# [MATERIAL SUPPLIED]
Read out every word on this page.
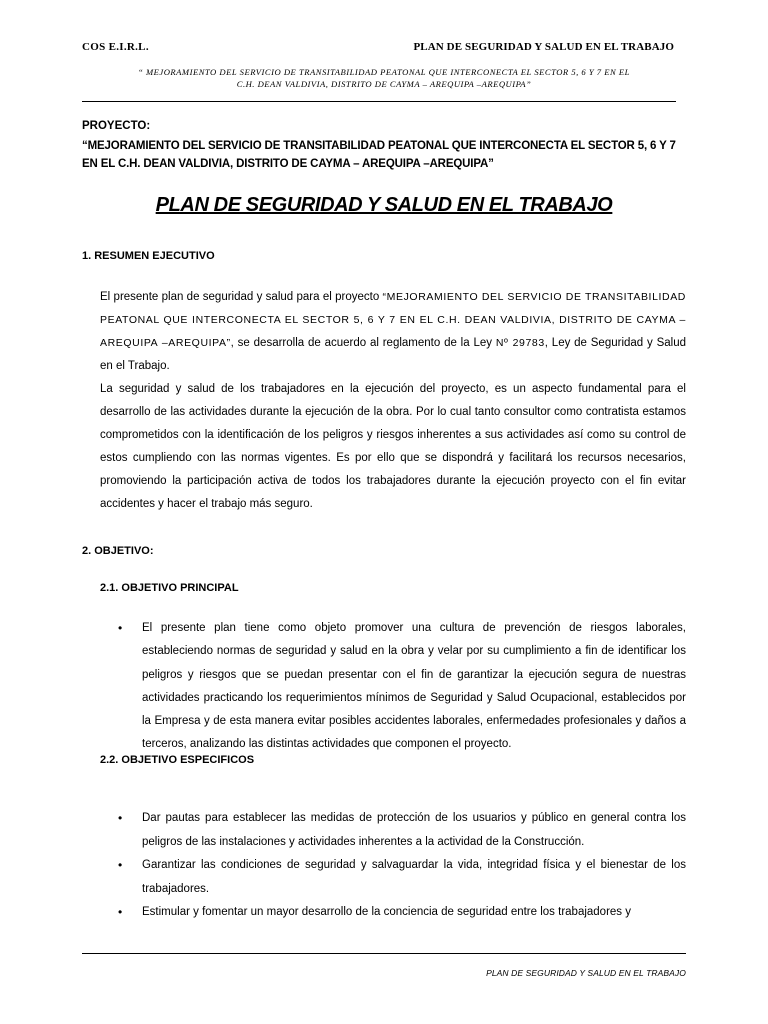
COS E.I.R.L.	PLAN DE SEGURIDAD Y SALUD EN EL TRABAJO
“ MEJORAMIENTO DEL SERVICIO DE TRANSITABILIDAD PEATONAL QUE INTERCONECTA EL SECTOR 5, 6 Y 7 EN EL
C.H. DEAN VALDIVIA, DISTRITO DE CAYMA – AREQUIPA –AREQUIPA”
PROYECTO:
“MEJORAMIENTO DEL SERVICIO DE TRANSITABILIDAD PEATONAL QUE INTERCONECTA EL SECTOR 5, 6 Y 7 EN EL C.H. DEAN VALDIVIA, DISTRITO DE CAYMA – AREQUIPA –AREQUIPA”
PLAN DE SEGURIDAD Y SALUD EN EL TRABAJO
1. RESUMEN EJECUTIVO
El presente plan de seguridad y salud para el proyecto “MEJORAMIENTO DEL SERVICIO DE TRANSITABILIDAD PEATONAL QUE INTERCONECTA EL SECTOR 5, 6 Y 7 EN EL C.H. DEAN VALDIVIA, DISTRITO DE CAYMA – AREQUIPA –AREQUIPA”, se desarrolla de acuerdo al reglamento de la Ley Nº 29783, Ley de Seguridad y Salud en el Trabajo.
La seguridad y salud de los trabajadores en la ejecución del proyecto, es un aspecto fundamental para el desarrollo de las actividades durante la ejecución de la obra. Por lo cual tanto consultor como contratista estamos comprometidos con la identificación de los peligros y riesgos inherentes a sus actividades así como su control de estos cumpliendo con las normas vigentes. Es por ello que se dispondrá y facilitará los recursos necesarios, promoviendo la participación activa de todos los trabajadores durante la ejecución proyecto con el fin evitar accidentes y hacer el trabajo más seguro.
2. OBJETIVO:
2.1. OBJETIVO PRINCIPAL
• El presente plan tiene como objeto promover una cultura de prevención de riesgos laborales, estableciendo normas de seguridad y salud en la obra y velar por su cumplimiento a fin de identificar los peligros y riesgos que se puedan presentar con el fin de garantizar la ejecución segura de nuestras actividades practicando los requerimientos mínimos de Seguridad y Salud Ocupacional, establecidos por la Empresa y de esta manera evitar posibles accidentes laborales, enfermedades profesionales y daños a terceros, analizando las distintas actividades que componen el proyecto.
2.2. OBJETIVO ESPECIFICOS
• Dar pautas para establecer las medidas de protección de los usuarios y público en general contra los peligros de las instalaciones y actividades inherentes a la actividad de la Construcción.
• Garantizar las condiciones de seguridad y salvaguardar la vida, integridad física y el bienestar de los trabajadores.
• Estimular y fomentar un mayor desarrollo de la conciencia de seguridad entre los trabajadores y
PLAN DE SEGURIDAD Y SALUD EN EL TRABAJO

# [WRITTEN EXERCISE]
Filter the records, keeping only lines that contain "OBJETIVO", and show those lines.

# [EXERCISE OUTPUT]
2. OBJETIVO:
2.1. OBJETIVO PRINCIPAL
2.2. OBJETIVO ESPECIFICOS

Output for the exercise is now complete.